> _The problem_:
Each line that holds the word "failure" counts once; report the total and nothing else.

>> Begin

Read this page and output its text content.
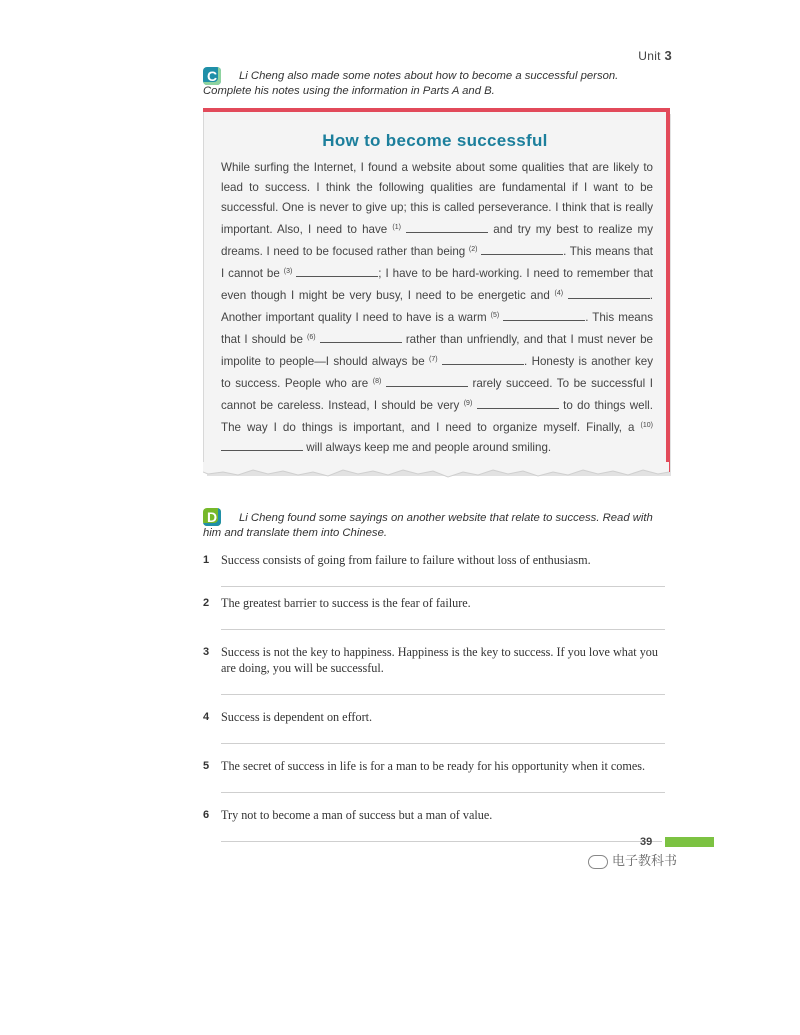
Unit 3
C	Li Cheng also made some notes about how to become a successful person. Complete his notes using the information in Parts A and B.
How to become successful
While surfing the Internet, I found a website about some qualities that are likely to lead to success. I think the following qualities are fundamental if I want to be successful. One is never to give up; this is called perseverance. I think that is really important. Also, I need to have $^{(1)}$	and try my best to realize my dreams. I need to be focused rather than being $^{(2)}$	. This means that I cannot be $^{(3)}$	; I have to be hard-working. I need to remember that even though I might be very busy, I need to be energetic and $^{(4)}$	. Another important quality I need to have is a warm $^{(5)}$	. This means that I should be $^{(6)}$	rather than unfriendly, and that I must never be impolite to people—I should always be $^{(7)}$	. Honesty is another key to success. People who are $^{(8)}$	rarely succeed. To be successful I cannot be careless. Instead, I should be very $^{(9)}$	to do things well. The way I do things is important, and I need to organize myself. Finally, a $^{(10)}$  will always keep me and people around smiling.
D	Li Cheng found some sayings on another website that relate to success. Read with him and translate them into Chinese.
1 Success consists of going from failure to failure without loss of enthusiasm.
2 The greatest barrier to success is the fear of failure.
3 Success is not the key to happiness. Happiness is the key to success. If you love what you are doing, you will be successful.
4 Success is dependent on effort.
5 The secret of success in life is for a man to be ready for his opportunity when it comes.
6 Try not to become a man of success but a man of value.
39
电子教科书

>> End

> _Solution for this task_:
2